> _SUPPLIED MATERIAL_
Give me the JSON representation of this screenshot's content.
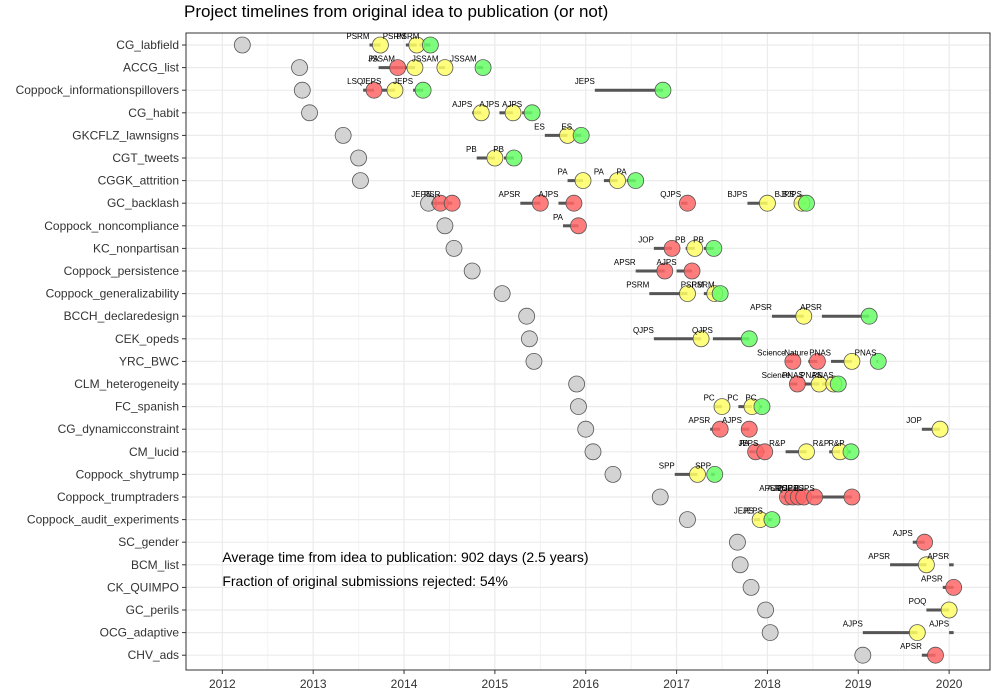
{
  "chart_data": {
    "type": "scatter",
    "title": "Project timelines from original idea to publication (or not)",
    "xlabel": "",
    "ylabel": "",
    "xlim": [
      2011.6,
      2020.45
    ],
    "x_ticks": [
      2012,
      2013,
      2014,
      2015,
      2016,
      2017,
      2018,
      2019,
      2020
    ],
    "grid": true,
    "legend": "none",
    "colors": {
      "idea": "#d3d3d3",
      "rejected": "#ff6666",
      "resubmitted": "#ffff66",
      "published": "#66ff66",
      "segment": "#555555"
    },
    "annotations": [
      "Average time from idea to publication: 902 days (2.5 years)",
      "Fraction of original submissions rejected: 54%"
    ],
    "projects": [
      {
        "name": "CG_labfield",
        "idea": 2012.22,
        "events": [
          {
            "j": "PSRM",
            "s": 2013.62,
            "d": 2013.74,
            "st": "r"
          },
          {
            "j": "PSRM",
            "s": 2014.02,
            "d": 2014.14,
            "st": "r"
          },
          {
            "j": "PSRM",
            "s": 2014.17,
            "d": 2014.29,
            "st": "p"
          }
        ]
      },
      {
        "name": "ACCG_list",
        "idea": 2012.85,
        "events": [
          {
            "j": "PA",
            "s": 2013.72,
            "d": 2013.93,
            "st": "x"
          },
          {
            "j": "JSSAM",
            "s": 2013.9,
            "d": 2014.12,
            "st": "r"
          },
          {
            "j": "JSSAM",
            "s": 2014.38,
            "d": 2014.45,
            "st": "r"
          },
          {
            "j": "JSSAM",
            "s": 2014.8,
            "d": 2014.87,
            "st": "p"
          }
        ]
      },
      {
        "name": "Coppock_informationspillovers",
        "idea": 2012.88,
        "events": [
          {
            "j": "LSQ",
            "s": 2013.55,
            "d": 2013.67,
            "st": "x"
          },
          {
            "j": "JEPS",
            "s": 2013.75,
            "d": 2013.9,
            "st": "r"
          },
          {
            "j": "JEPS",
            "s": 2014.1,
            "d": 2014.21,
            "st": "p"
          },
          {
            "j": "JEPS",
            "s": 2016.1,
            "d": 2016.85,
            "st": "p"
          }
        ]
      },
      {
        "name": "CG_habit",
        "idea": 2012.96,
        "events": [
          {
            "j": "AJPS",
            "s": 2014.75,
            "d": 2014.85,
            "st": "r"
          },
          {
            "j": "AJPS",
            "s": 2015.05,
            "d": 2015.2,
            "st": "r"
          },
          {
            "j": "AJPS",
            "s": 2015.3,
            "d": 2015.41,
            "st": "p"
          }
        ]
      },
      {
        "name": "GKCFLZ_lawnsigns",
        "idea": 2013.33,
        "events": [
          {
            "j": "ES",
            "s": 2015.55,
            "d": 2015.8,
            "st": "r"
          },
          {
            "j": "ES",
            "s": 2015.85,
            "d": 2015.95,
            "st": "p"
          }
        ]
      },
      {
        "name": "CGT_tweets",
        "idea": 2013.5,
        "events": [
          {
            "j": "PB",
            "s": 2014.8,
            "d": 2015.0,
            "st": "r"
          },
          {
            "j": "PB",
            "s": 2015.1,
            "d": 2015.21,
            "st": "p"
          }
        ]
      },
      {
        "name": "CGGK_attrition",
        "idea": 2013.52,
        "events": [
          {
            "j": "PA",
            "s": 2015.8,
            "d": 2015.97,
            "st": "r"
          },
          {
            "j": "PA",
            "s": 2016.2,
            "d": 2016.35,
            "st": "r"
          },
          {
            "j": "PA",
            "s": 2016.45,
            "d": 2016.55,
            "st": "p"
          }
        ]
      },
      {
        "name": "GC_backlash",
        "idea": 2014.27,
        "events": [
          {
            "j": "JEPS",
            "s": 2014.3,
            "d": 2014.4,
            "st": "x"
          },
          {
            "j": "PSR",
            "s": 2014.4,
            "d": 2014.53,
            "st": "x"
          },
          {
            "j": "APSR",
            "s": 2015.28,
            "d": 2015.5,
            "st": "x"
          },
          {
            "j": "AJPS",
            "s": 2015.7,
            "d": 2015.87,
            "st": "x"
          },
          {
            "j": "QJPS",
            "s": 2017.05,
            "d": 2017.12,
            "st": "x"
          },
          {
            "j": "BJPS",
            "s": 2017.78,
            "d": 2018.0,
            "st": "r"
          },
          {
            "j": "BJPS",
            "s": 2018.3,
            "d": 2018.38,
            "st": "r"
          },
          {
            "j": "BJPS",
            "s": 2018.38,
            "d": 2018.43,
            "st": "p"
          }
        ]
      },
      {
        "name": "Coppock_noncompliance",
        "idea": 2014.45,
        "events": [
          {
            "j": "PA",
            "s": 2015.75,
            "d": 2015.92,
            "st": "x"
          }
        ]
      },
      {
        "name": "KC_nonpartisan",
        "idea": 2014.55,
        "events": [
          {
            "j": "JOP",
            "s": 2016.75,
            "d": 2016.95,
            "st": "x"
          },
          {
            "j": "PB",
            "s": 2017.1,
            "d": 2017.2,
            "st": "r"
          },
          {
            "j": "PB",
            "s": 2017.3,
            "d": 2017.41,
            "st": "p"
          }
        ]
      },
      {
        "name": "Coppock_persistence",
        "idea": 2014.75,
        "events": [
          {
            "j": "APSR",
            "s": 2016.55,
            "d": 2016.87,
            "st": "x"
          },
          {
            "j": "AJPS",
            "s": 2017.0,
            "d": 2017.17,
            "st": "x"
          }
        ]
      },
      {
        "name": "Coppock_generalizability",
        "idea": 2015.08,
        "events": [
          {
            "j": "PSRM",
            "s": 2016.7,
            "d": 2017.12,
            "st": "r"
          },
          {
            "j": "PSRM",
            "s": 2017.3,
            "d": 2017.42,
            "st": "r"
          },
          {
            "j": "PSRM",
            "s": 2017.42,
            "d": 2017.48,
            "st": "p"
          }
        ]
      },
      {
        "name": "BCCH_declaredesign",
        "idea": 2015.35,
        "events": [
          {
            "j": "APSR",
            "s": 2018.05,
            "d": 2018.4,
            "st": "r"
          },
          {
            "j": "APSR",
            "s": 2018.6,
            "d": 2019.12,
            "st": "p"
          }
        ]
      },
      {
        "name": "CEK_opeds",
        "idea": 2015.38,
        "events": [
          {
            "j": "QJPS",
            "s": 2016.75,
            "d": 2017.27,
            "st": "r"
          },
          {
            "j": "QJPS",
            "s": 2017.4,
            "d": 2017.8,
            "st": "p"
          }
        ]
      },
      {
        "name": "YRC_BWC",
        "idea": 2015.43,
        "events": [
          {
            "j": "Science",
            "s": 2018.2,
            "d": 2018.28,
            "st": "x"
          },
          {
            "j": "Nature",
            "s": 2018.45,
            "d": 2018.55,
            "st": "x"
          },
          {
            "j": "PNAS",
            "s": 2018.7,
            "d": 2018.93,
            "st": "r"
          },
          {
            "j": "PNAS",
            "s": 2019.2,
            "d": 2019.22,
            "st": "p"
          }
        ]
      },
      {
        "name": "CLM_heterogeneity",
        "idea": 2015.9,
        "events": [
          {
            "j": "Science",
            "s": 2018.25,
            "d": 2018.33,
            "st": "x"
          },
          {
            "j": "PNAS",
            "s": 2018.4,
            "d": 2018.57,
            "st": "r"
          },
          {
            "j": "PNAS",
            "s": 2018.6,
            "d": 2018.73,
            "st": "r"
          },
          {
            "j": "PNAS",
            "s": 2018.73,
            "d": 2018.78,
            "st": "p"
          }
        ]
      },
      {
        "name": "FC_spanish",
        "idea": 2015.92,
        "events": [
          {
            "j": "PC",
            "s": 2017.42,
            "d": 2017.5,
            "st": "r"
          },
          {
            "j": "PC",
            "s": 2017.68,
            "d": 2017.83,
            "st": "r"
          },
          {
            "j": "PC",
            "s": 2017.88,
            "d": 2017.94,
            "st": "p"
          }
        ]
      },
      {
        "name": "CG_dynamicconstraint",
        "idea": 2016.0,
        "events": [
          {
            "j": "APSR",
            "s": 2017.37,
            "d": 2017.48,
            "st": "x"
          },
          {
            "j": "AJPS",
            "s": 2017.72,
            "d": 2017.8,
            "st": "x"
          },
          {
            "j": "JOP",
            "s": 2019.7,
            "d": 2019.9,
            "st": "r"
          }
        ]
      },
      {
        "name": "CM_lucid",
        "idea": 2016.08,
        "events": [
          {
            "j": "PA",
            "s": 2017.8,
            "d": 2017.87,
            "st": "x"
          },
          {
            "j": "JEPS",
            "s": 2017.9,
            "d": 2017.97,
            "st": "x"
          },
          {
            "j": "R&P",
            "s": 2018.2,
            "d": 2018.43,
            "st": "r"
          },
          {
            "j": "R&P",
            "s": 2018.68,
            "d": 2018.8,
            "st": "r"
          },
          {
            "j": "R&P",
            "s": 2018.85,
            "d": 2018.92,
            "st": "p"
          }
        ]
      },
      {
        "name": "Coppock_shytrump",
        "idea": 2016.3,
        "events": [
          {
            "j": "SPP",
            "s": 2016.98,
            "d": 2017.23,
            "st": "r"
          },
          {
            "j": "SPP",
            "s": 2017.38,
            "d": 2017.42,
            "st": "p"
          }
        ]
      },
      {
        "name": "Coppock_trumptraders",
        "idea": 2016.82,
        "events": [
          {
            "j": "APSR",
            "s": 2018.15,
            "d": 2018.22,
            "st": "x"
          },
          {
            "j": "AJPS",
            "s": 2018.22,
            "d": 2018.28,
            "st": "x"
          },
          {
            "j": "JOP",
            "s": 2018.28,
            "d": 2018.34,
            "st": "x"
          },
          {
            "j": "QJPS",
            "s": 2018.34,
            "d": 2018.4,
            "st": "x"
          },
          {
            "j": "JEPS",
            "s": 2018.4,
            "d": 2018.52,
            "st": "x"
          },
          {
            "j": "BJPS",
            "s": 2018.52,
            "d": 2018.93,
            "st": "x"
          }
        ]
      },
      {
        "name": "Coppock_audit_experiments",
        "idea": 2017.12,
        "events": [
          {
            "j": "JEPS",
            "s": 2017.85,
            "d": 2017.92,
            "st": "r"
          },
          {
            "j": "JEPS",
            "s": 2017.95,
            "d": 2018.05,
            "st": "p"
          }
        ]
      },
      {
        "name": "SC_gender",
        "idea": 2017.67,
        "events": [
          {
            "j": "AJPS",
            "s": 2019.6,
            "d": 2019.73,
            "st": "x"
          }
        ]
      },
      {
        "name": "BCM_list",
        "idea": 2017.7,
        "events": [
          {
            "j": "APSR",
            "s": 2019.35,
            "d": 2019.75,
            "st": "r"
          },
          {
            "j": "APSR",
            "s": 2020.0,
            "d": 2020.05,
            "st": "none"
          }
        ]
      },
      {
        "name": "CK_QUIMPO",
        "idea": 2017.82,
        "events": [
          {
            "j": "APSR",
            "s": 2019.93,
            "d": 2020.05,
            "st": "x"
          }
        ]
      },
      {
        "name": "GC_perils",
        "idea": 2017.98,
        "events": [
          {
            "j": "POQ",
            "s": 2019.75,
            "d": 2020.0,
            "st": "r"
          }
        ]
      },
      {
        "name": "OCG_adaptive",
        "idea": 2018.03,
        "events": [
          {
            "j": "AJPS",
            "s": 2019.05,
            "d": 2019.65,
            "st": "r"
          },
          {
            "j": "AJPS",
            "s": 2020.0,
            "d": 2020.05,
            "st": "none"
          }
        ]
      },
      {
        "name": "CHV_ads",
        "idea": 2019.05,
        "events": [
          {
            "j": "APSR",
            "s": 2019.7,
            "d": 2019.85,
            "st": "x"
          }
        ]
      }
    ]
  }
}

> _WHAT YOU WILL DO_
Copy every line of the data that holds the string "original".

> _COMPLETED TASK_
    "title": "Project timelines from original idea to publication (or not)",
      "Fraction of original submissions rejected: 54%"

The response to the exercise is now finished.